## Your task
Only the pictures stay out; every record is to be quoted exactly.

— BEGIN The data —

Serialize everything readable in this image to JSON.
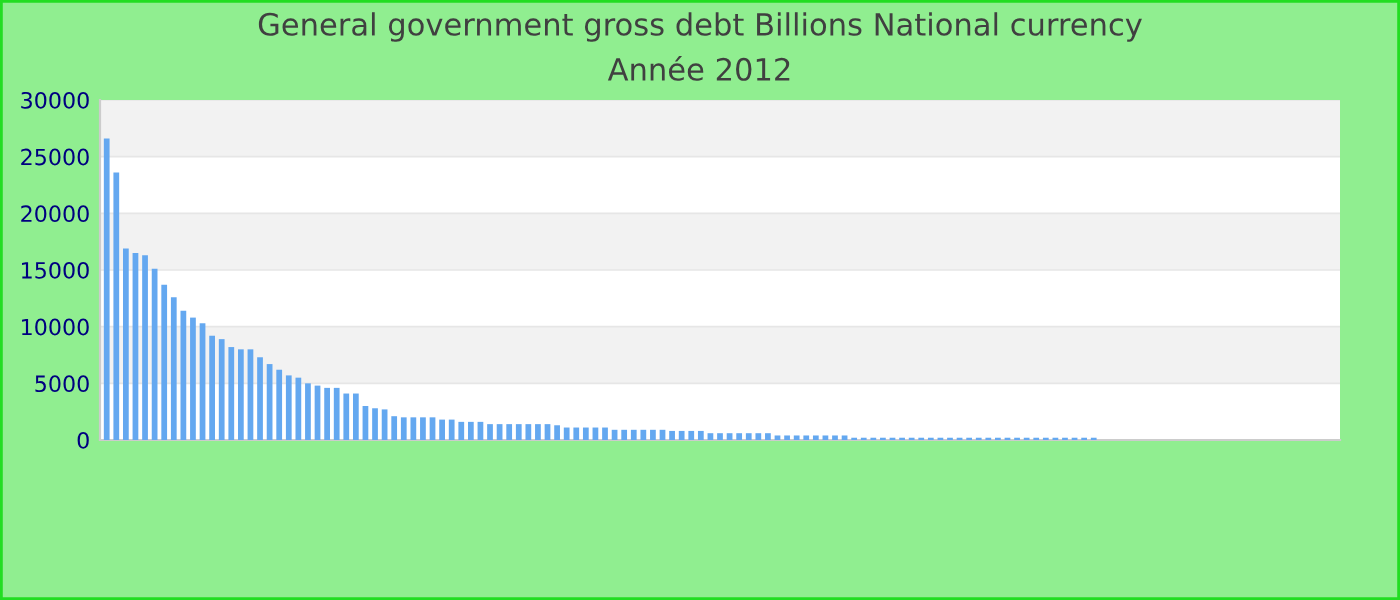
{
  "chart_data": {
    "type": "bar",
    "title": "General government gross debt Billions National currency",
    "subtitle": "Année 2012",
    "categories": [
      null,
      null,
      null,
      null,
      null,
      null,
      null,
      null,
      null,
      null,
      null,
      null,
      null,
      null,
      null,
      null,
      null,
      null,
      null,
      null,
      null,
      null,
      null,
      null,
      null,
      null,
      null,
      null,
      null,
      null,
      null,
      null,
      null,
      null,
      null,
      null,
      null,
      null,
      null,
      null,
      null,
      null,
      null,
      null,
      null,
      null,
      null,
      null,
      null,
      null,
      null,
      null,
      null,
      null,
      null,
      null,
      null,
      null,
      null,
      null,
      null,
      null,
      null,
      null,
      null,
      null,
      null,
      null,
      null,
      null,
      null,
      null,
      null,
      null,
      null,
      null,
      null,
      null,
      null,
      null,
      null,
      null,
      null,
      null,
      null,
      null,
      null,
      null,
      null,
      null,
      null,
      null,
      null,
      null,
      null,
      null,
      null,
      null,
      null,
      null,
      null,
      null,
      null,
      null,
      null,
      null,
      null,
      null,
      null,
      null,
      null,
      null,
      null,
      null,
      null,
      null,
      null,
      null,
      null,
      null,
      null,
      null,
      null,
      null,
      null,
      null,
      null,
      null,
      null
    ],
    "values": [
      26600,
      23600,
      16900,
      16500,
      16300,
      15100,
      13700,
      12600,
      11400,
      10800,
      10300,
      9200,
      8900,
      8200,
      8000,
      8000,
      7300,
      6700,
      6200,
      5700,
      5500,
      5000,
      4800,
      4600,
      4600,
      4100,
      4100,
      3000,
      2800,
      2700,
      2100,
      2000,
      2000,
      2000,
      2000,
      1800,
      1800,
      1600,
      1600,
      1600,
      1400,
      1400,
      1400,
      1400,
      1400,
      1400,
      1400,
      1300,
      1100,
      1100,
      1100,
      1100,
      1100,
      900,
      900,
      900,
      900,
      900,
      900,
      800,
      800,
      800,
      800,
      600,
      600,
      600,
      600,
      600,
      600,
      600,
      400,
      400,
      400,
      400,
      400,
      400,
      400,
      400,
      200,
      200,
      200,
      200,
      200,
      200,
      200,
      200,
      200,
      200,
      200,
      200,
      200,
      200,
      200,
      200,
      200,
      200,
      200,
      200,
      200,
      200,
      200,
      200,
      200,
      200,
      null,
      null,
      null,
      null,
      null,
      null,
      null,
      null,
      null,
      null,
      null,
      null,
      null,
      null,
      null,
      null,
      null,
      null,
      null,
      null,
      null,
      null,
      null,
      null,
      null
    ],
    "color": "#64a8f0",
    "ylim": [
      0,
      30000
    ],
    "yticks": [
      0,
      5000,
      10000,
      15000,
      20000,
      25000,
      30000
    ],
    "grid": "y"
  }
}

— END The data —

## Solution to this exercise
Serialize everything readable in this image to JSON.
{
  "chart_data": {
    "type": "bar",
    "title": "General government gross debt Billions National currency",
    "subtitle": "Année 2012",
    "categories": [
      null,
      null,
      null,
      null,
      null,
      null,
      null,
      null,
      null,
      null,
      null,
      null,
      null,
      null,
      null,
      null,
      null,
      null,
      null,
      null,
      null,
      null,
      null,
      null,
      null,
      null,
      null,
      null,
      null,
      null,
      null,
      null,
      null,
      null,
      null,
      null,
      null,
      null,
      null,
      null,
      null,
      null,
      null,
      null,
      null,
      null,
      null,
      null,
      null,
      null,
      null,
      null,
      null,
      null,
      null,
      null,
      null,
      null,
      null,
      null,
      null,
      null,
      null,
      null,
      null,
      null,
      null,
      null,
      null,
      null,
      null,
      null,
      null,
      null,
      null,
      null,
      null,
      null,
      null,
      null,
      null,
      null,
      null,
      null,
      null,
      null,
      null,
      null,
      null,
      null,
      null,
      null,
      null,
      null,
      null,
      null,
      null,
      null,
      null,
      null,
      null,
      null,
      null,
      null,
      null,
      null,
      null,
      null,
      null,
      null,
      null,
      null,
      null,
      null,
      null,
      null,
      null,
      null,
      null,
      null,
      null,
      null,
      null,
      null,
      null,
      null,
      null,
      null,
      null
    ],
    "values": [
      26600,
      23600,
      16900,
      16500,
      16300,
      15100,
      13700,
      12600,
      11400,
      10800,
      10300,
      9200,
      8900,
      8200,
      8000,
      8000,
      7300,
      6700,
      6200,
      5700,
      5500,
      5000,
      4800,
      4600,
      4600,
      4100,
      4100,
      3000,
      2800,
      2700,
      2100,
      2000,
      2000,
      2000,
      2000,
      1800,
      1800,
      1600,
      1600,
      1600,
      1400,
      1400,
      1400,
      1400,
      1400,
      1400,
      1400,
      1300,
      1100,
      1100,
      1100,
      1100,
      1100,
      900,
      900,
      900,
      900,
      900,
      900,
      800,
      800,
      800,
      800,
      600,
      600,
      600,
      600,
      600,
      600,
      600,
      400,
      400,
      400,
      400,
      400,
      400,
      400,
      400,
      200,
      200,
      200,
      200,
      200,
      200,
      200,
      200,
      200,
      200,
      200,
      200,
      200,
      200,
      200,
      200,
      200,
      200,
      200,
      200,
      200,
      200,
      200,
      200,
      200,
      200,
      null,
      null,
      null,
      null,
      null,
      null,
      null,
      null,
      null,
      null,
      null,
      null,
      null,
      null,
      null,
      null,
      null,
      null,
      null,
      null,
      null,
      null,
      null,
      null,
      null
    ],
    "color": "#64a8f0",
    "ylim": [
      0,
      30000
    ],
    "yticks": [
      0,
      5000,
      10000,
      15000,
      20000,
      25000,
      30000
    ],
    "grid": "y"
  }
}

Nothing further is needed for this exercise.